## AIM
Set down every record once more, exactly as given.

## DATA SUPPLIED
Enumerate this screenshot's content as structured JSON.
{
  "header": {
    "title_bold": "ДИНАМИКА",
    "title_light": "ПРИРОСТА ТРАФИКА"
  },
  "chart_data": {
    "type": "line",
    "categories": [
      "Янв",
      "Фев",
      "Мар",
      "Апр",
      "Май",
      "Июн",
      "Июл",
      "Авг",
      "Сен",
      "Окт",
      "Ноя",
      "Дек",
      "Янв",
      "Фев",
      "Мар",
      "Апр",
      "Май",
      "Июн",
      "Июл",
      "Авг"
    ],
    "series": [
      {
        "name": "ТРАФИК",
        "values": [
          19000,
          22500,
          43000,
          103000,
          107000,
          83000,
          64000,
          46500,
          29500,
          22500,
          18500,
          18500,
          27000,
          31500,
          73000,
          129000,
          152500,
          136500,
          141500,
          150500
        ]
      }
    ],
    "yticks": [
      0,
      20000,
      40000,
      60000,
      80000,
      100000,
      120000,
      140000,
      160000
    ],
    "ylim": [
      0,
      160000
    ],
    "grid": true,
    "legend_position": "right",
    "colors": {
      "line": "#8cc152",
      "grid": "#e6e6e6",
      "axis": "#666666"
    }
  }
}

## ANSWER BELOW
Enumerate this screenshot's content as structured JSON.
{
  "header": {
    "title_bold": "ДИНАМИКА",
    "title_light": "ПРИРОСТА ТРАФИКА"
  },
  "chart_data": {
    "type": "line",
    "categories": [
      "Янв",
      "Фев",
      "Мар",
      "Апр",
      "Май",
      "Июн",
      "Июл",
      "Авг",
      "Сен",
      "Окт",
      "Ноя",
      "Дек",
      "Янв",
      "Фев",
      "Мар",
      "Апр",
      "Май",
      "Июн",
      "Июл",
      "Авг"
    ],
    "series": [
      {
        "name": "ТРАФИК",
        "values": [
          19000,
          22500,
          43000,
          103000,
          107000,
          83000,
          64000,
          46500,
          29500,
          22500,
          18500,
          18500,
          27000,
          31500,
          73000,
          129000,
          152500,
          136500,
          141500,
          150500
        ]
      }
    ],
    "yticks": [
      0,
      20000,
      40000,
      60000,
      80000,
      100000,
      120000,
      140000,
      160000
    ],
    "ylim": [
      0,
      160000
    ],
    "grid": true,
    "legend_position": "right",
    "colors": {
      "line": "#8cc152",
      "grid": "#e6e6e6",
      "axis": "#666666"
    }
  }
}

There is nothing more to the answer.